Exercise task: Can you retype every record below exactly as written?

========================================================================

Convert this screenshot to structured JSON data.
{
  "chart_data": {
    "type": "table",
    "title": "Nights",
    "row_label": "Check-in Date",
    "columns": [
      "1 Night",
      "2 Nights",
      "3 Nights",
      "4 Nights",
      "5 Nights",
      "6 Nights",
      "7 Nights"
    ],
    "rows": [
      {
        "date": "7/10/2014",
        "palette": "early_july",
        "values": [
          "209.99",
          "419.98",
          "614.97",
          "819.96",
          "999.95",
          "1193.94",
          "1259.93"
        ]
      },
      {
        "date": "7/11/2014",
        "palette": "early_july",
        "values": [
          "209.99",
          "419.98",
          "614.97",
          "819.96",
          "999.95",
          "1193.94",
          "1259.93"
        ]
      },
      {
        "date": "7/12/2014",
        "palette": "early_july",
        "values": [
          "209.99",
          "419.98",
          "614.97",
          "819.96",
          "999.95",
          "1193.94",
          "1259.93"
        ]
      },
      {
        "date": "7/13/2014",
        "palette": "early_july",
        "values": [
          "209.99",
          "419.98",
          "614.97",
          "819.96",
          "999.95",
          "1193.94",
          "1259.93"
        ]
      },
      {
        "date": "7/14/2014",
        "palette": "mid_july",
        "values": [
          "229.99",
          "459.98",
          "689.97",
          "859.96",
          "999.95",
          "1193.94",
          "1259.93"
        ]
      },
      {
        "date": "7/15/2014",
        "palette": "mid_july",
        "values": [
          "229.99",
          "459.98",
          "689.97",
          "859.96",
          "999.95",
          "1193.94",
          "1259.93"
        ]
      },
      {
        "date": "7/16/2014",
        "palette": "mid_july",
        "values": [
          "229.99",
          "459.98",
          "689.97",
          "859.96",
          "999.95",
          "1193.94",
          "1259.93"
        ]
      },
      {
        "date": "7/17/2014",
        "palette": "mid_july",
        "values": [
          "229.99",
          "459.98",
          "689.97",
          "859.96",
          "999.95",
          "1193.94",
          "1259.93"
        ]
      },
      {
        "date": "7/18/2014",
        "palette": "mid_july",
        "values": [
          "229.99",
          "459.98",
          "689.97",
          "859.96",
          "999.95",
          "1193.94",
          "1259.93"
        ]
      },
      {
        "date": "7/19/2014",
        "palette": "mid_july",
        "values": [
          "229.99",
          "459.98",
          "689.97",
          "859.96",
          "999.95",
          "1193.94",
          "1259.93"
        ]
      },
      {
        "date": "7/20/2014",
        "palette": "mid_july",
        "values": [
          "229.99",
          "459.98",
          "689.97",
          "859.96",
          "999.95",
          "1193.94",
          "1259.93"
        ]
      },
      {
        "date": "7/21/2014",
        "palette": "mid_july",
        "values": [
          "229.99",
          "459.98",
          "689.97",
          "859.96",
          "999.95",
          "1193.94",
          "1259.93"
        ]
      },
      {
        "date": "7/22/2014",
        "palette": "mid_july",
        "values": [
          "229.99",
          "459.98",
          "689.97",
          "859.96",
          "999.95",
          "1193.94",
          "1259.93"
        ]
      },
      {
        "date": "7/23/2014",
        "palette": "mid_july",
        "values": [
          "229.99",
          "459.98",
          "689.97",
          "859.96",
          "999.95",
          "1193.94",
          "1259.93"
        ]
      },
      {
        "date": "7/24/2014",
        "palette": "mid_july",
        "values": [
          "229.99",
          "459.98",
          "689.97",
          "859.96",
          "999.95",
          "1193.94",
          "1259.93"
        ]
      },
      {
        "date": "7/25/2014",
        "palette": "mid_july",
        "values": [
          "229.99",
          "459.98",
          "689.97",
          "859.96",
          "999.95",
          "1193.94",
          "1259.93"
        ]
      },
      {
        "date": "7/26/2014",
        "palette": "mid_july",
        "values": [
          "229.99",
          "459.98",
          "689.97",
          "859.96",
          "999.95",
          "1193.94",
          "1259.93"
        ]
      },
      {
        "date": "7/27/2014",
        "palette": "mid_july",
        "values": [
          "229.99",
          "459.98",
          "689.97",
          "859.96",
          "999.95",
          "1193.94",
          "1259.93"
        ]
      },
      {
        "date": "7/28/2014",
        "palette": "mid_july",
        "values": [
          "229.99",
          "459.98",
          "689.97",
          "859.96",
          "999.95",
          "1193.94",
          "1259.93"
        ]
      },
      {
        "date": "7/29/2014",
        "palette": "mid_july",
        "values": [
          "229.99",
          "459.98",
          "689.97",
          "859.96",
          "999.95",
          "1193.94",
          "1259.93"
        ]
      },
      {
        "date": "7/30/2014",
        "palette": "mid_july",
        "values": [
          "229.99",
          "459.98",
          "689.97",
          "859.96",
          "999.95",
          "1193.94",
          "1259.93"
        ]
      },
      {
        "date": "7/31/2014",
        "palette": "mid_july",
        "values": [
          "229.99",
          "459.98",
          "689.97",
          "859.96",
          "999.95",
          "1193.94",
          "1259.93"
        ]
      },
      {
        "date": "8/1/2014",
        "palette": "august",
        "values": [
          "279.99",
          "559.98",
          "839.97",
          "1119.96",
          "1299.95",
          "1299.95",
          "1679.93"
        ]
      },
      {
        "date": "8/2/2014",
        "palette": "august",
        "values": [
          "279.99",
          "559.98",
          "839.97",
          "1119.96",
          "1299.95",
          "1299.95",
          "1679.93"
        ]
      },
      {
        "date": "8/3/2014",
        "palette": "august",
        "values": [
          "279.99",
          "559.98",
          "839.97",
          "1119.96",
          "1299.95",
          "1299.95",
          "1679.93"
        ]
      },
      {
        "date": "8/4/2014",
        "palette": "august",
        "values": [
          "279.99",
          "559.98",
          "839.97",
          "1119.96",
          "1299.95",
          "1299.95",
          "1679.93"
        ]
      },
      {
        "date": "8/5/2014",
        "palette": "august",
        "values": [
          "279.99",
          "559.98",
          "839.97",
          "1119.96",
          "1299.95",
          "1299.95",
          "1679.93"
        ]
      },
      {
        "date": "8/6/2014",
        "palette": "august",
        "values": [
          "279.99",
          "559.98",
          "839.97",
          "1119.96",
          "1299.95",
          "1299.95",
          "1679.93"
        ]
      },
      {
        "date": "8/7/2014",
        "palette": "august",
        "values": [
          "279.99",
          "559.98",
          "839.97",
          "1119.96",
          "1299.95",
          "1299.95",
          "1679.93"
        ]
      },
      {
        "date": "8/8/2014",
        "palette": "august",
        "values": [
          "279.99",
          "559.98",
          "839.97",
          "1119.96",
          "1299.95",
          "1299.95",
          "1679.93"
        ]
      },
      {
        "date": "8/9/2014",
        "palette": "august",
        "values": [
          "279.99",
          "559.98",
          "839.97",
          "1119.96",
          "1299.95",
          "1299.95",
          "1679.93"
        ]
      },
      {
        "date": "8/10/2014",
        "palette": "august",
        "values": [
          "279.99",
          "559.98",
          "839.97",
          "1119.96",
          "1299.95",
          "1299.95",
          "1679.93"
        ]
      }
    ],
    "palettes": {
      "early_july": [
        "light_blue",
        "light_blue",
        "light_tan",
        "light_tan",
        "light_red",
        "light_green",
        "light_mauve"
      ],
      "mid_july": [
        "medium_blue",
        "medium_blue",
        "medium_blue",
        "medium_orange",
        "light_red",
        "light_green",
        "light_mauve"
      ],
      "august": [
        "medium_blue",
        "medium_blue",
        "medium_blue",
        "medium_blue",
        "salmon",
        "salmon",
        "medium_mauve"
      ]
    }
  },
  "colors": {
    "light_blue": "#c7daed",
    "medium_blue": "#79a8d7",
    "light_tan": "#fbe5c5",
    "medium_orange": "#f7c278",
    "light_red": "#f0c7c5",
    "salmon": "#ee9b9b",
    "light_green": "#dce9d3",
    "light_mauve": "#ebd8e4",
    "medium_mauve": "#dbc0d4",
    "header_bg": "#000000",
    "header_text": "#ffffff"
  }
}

========================================================================

Exercise answer:
Convert this screenshot to structured JSON data.
{
  "chart_data": {
    "type": "table",
    "title": "Nights",
    "row_label": "Check-in Date",
    "columns": [
      "1 Night",
      "2 Nights",
      "3 Nights",
      "4 Nights",
      "5 Nights",
      "6 Nights",
      "7 Nights"
    ],
    "rows": [
      {
        "date": "7/10/2014",
        "palette": "early_july",
        "values": [
          "209.99",
          "419.98",
          "614.97",
          "819.96",
          "999.95",
          "1193.94",
          "1259.93"
        ]
      },
      {
        "date": "7/11/2014",
        "palette": "early_july",
        "values": [
          "209.99",
          "419.98",
          "614.97",
          "819.96",
          "999.95",
          "1193.94",
          "1259.93"
        ]
      },
      {
        "date": "7/12/2014",
        "palette": "early_july",
        "values": [
          "209.99",
          "419.98",
          "614.97",
          "819.96",
          "999.95",
          "1193.94",
          "1259.93"
        ]
      },
      {
        "date": "7/13/2014",
        "palette": "early_july",
        "values": [
          "209.99",
          "419.98",
          "614.97",
          "819.96",
          "999.95",
          "1193.94",
          "1259.93"
        ]
      },
      {
        "date": "7/14/2014",
        "palette": "mid_july",
        "values": [
          "229.99",
          "459.98",
          "689.97",
          "859.96",
          "999.95",
          "1193.94",
          "1259.93"
        ]
      },
      {
        "date": "7/15/2014",
        "palette": "mid_july",
        "values": [
          "229.99",
          "459.98",
          "689.97",
          "859.96",
          "999.95",
          "1193.94",
          "1259.93"
        ]
      },
      {
        "date": "7/16/2014",
        "palette": "mid_july",
        "values": [
          "229.99",
          "459.98",
          "689.97",
          "859.96",
          "999.95",
          "1193.94",
          "1259.93"
        ]
      },
      {
        "date": "7/17/2014",
        "palette": "mid_july",
        "values": [
          "229.99",
          "459.98",
          "689.97",
          "859.96",
          "999.95",
          "1193.94",
          "1259.93"
        ]
      },
      {
        "date": "7/18/2014",
        "palette": "mid_july",
        "values": [
          "229.99",
          "459.98",
          "689.97",
          "859.96",
          "999.95",
          "1193.94",
          "1259.93"
        ]
      },
      {
        "date": "7/19/2014",
        "palette": "mid_july",
        "values": [
          "229.99",
          "459.98",
          "689.97",
          "859.96",
          "999.95",
          "1193.94",
          "1259.93"
        ]
      },
      {
        "date": "7/20/2014",
        "palette": "mid_july",
        "values": [
          "229.99",
          "459.98",
          "689.97",
          "859.96",
          "999.95",
          "1193.94",
          "1259.93"
        ]
      },
      {
        "date": "7/21/2014",
        "palette": "mid_july",
        "values": [
          "229.99",
          "459.98",
          "689.97",
          "859.96",
          "999.95",
          "1193.94",
          "1259.93"
        ]
      },
      {
        "date": "7/22/2014",
        "palette": "mid_july",
        "values": [
          "229.99",
          "459.98",
          "689.97",
          "859.96",
          "999.95",
          "1193.94",
          "1259.93"
        ]
      },
      {
        "date": "7/23/2014",
        "palette": "mid_july",
        "values": [
          "229.99",
          "459.98",
          "689.97",
          "859.96",
          "999.95",
          "1193.94",
          "1259.93"
        ]
      },
      {
        "date": "7/24/2014",
        "palette": "mid_july",
        "values": [
          "229.99",
          "459.98",
          "689.97",
          "859.96",
          "999.95",
          "1193.94",
          "1259.93"
        ]
      },
      {
        "date": "7/25/2014",
        "palette": "mid_july",
        "values": [
          "229.99",
          "459.98",
          "689.97",
          "859.96",
          "999.95",
          "1193.94",
          "1259.93"
        ]
      },
      {
        "date": "7/26/2014",
        "palette": "mid_july",
        "values": [
          "229.99",
          "459.98",
          "689.97",
          "859.96",
          "999.95",
          "1193.94",
          "1259.93"
        ]
      },
      {
        "date": "7/27/2014",
        "palette": "mid_july",
        "values": [
          "229.99",
          "459.98",
          "689.97",
          "859.96",
          "999.95",
          "1193.94",
          "1259.93"
        ]
      },
      {
        "date": "7/28/2014",
        "palette": "mid_july",
        "values": [
          "229.99",
          "459.98",
          "689.97",
          "859.96",
          "999.95",
          "1193.94",
          "1259.93"
        ]
      },
      {
        "date": "7/29/2014",
        "palette": "mid_july",
        "values": [
          "229.99",
          "459.98",
          "689.97",
          "859.96",
          "999.95",
          "1193.94",
          "1259.93"
        ]
      },
      {
        "date": "7/30/2014",
        "palette": "mid_july",
        "values": [
          "229.99",
          "459.98",
          "689.97",
          "859.96",
          "999.95",
          "1193.94",
          "1259.93"
        ]
      },
      {
        "date": "7/31/2014",
        "palette": "mid_july",
        "values": [
          "229.99",
          "459.98",
          "689.97",
          "859.96",
          "999.95",
          "1193.94",
          "1259.93"
        ]
      },
      {
        "date": "8/1/2014",
        "palette": "august",
        "values": [
          "279.99",
          "559.98",
          "839.97",
          "1119.96",
          "1299.95",
          "1299.95",
          "1679.93"
        ]
      },
      {
        "date": "8/2/2014",
        "palette": "august",
        "values": [
          "279.99",
          "559.98",
          "839.97",
          "1119.96",
          "1299.95",
          "1299.95",
          "1679.93"
        ]
      },
      {
        "date": "8/3/2014",
        "palette": "august",
        "values": [
          "279.99",
          "559.98",
          "839.97",
          "1119.96",
          "1299.95",
          "1299.95",
          "1679.93"
        ]
      },
      {
        "date": "8/4/2014",
        "palette": "august",
        "values": [
          "279.99",
          "559.98",
          "839.97",
          "1119.96",
          "1299.95",
          "1299.95",
          "1679.93"
        ]
      },
      {
        "date": "8/5/2014",
        "palette": "august",
        "values": [
          "279.99",
          "559.98",
          "839.97",
          "1119.96",
          "1299.95",
          "1299.95",
          "1679.93"
        ]
      },
      {
        "date": "8/6/2014",
        "palette": "august",
        "values": [
          "279.99",
          "559.98",
          "839.97",
          "1119.96",
          "1299.95",
          "1299.95",
          "1679.93"
        ]
      },
      {
        "date": "8/7/2014",
        "palette": "august",
        "values": [
          "279.99",
          "559.98",
          "839.97",
          "1119.96",
          "1299.95",
          "1299.95",
          "1679.93"
        ]
      },
      {
        "date": "8/8/2014",
        "palette": "august",
        "values": [
          "279.99",
          "559.98",
          "839.97",
          "1119.96",
          "1299.95",
          "1299.95",
          "1679.93"
        ]
      },
      {
        "date": "8/9/2014",
        "palette": "august",
        "values": [
          "279.99",
          "559.98",
          "839.97",
          "1119.96",
          "1299.95",
          "1299.95",
          "1679.93"
        ]
      },
      {
        "date": "8/10/2014",
        "palette": "august",
        "values": [
          "279.99",
          "559.98",
          "839.97",
          "1119.96",
          "1299.95",
          "1299.95",
          "1679.93"
        ]
      }
    ],
    "palettes": {
      "early_july": [
        "light_blue",
        "light_blue",
        "light_tan",
        "light_tan",
        "light_red",
        "light_green",
        "light_mauve"
      ],
      "mid_july": [
        "medium_blue",
        "medium_blue",
        "medium_blue",
        "medium_orange",
        "light_red",
        "light_green",
        "light_mauve"
      ],
      "august": [
        "medium_blue",
        "medium_blue",
        "medium_blue",
        "medium_blue",
        "salmon",
        "salmon",
        "medium_mauve"
      ]
    }
  },
  "colors": {
    "light_blue": "#c7daed",
    "medium_blue": "#79a8d7",
    "light_tan": "#fbe5c5",
    "medium_orange": "#f7c278",
    "light_red": "#f0c7c5",
    "salmon": "#ee9b9b",
    "light_green": "#dce9d3",
    "light_mauve": "#ebd8e4",
    "medium_mauve": "#dbc0d4",
    "header_bg": "#000000",
    "header_text": "#ffffff"
  }
}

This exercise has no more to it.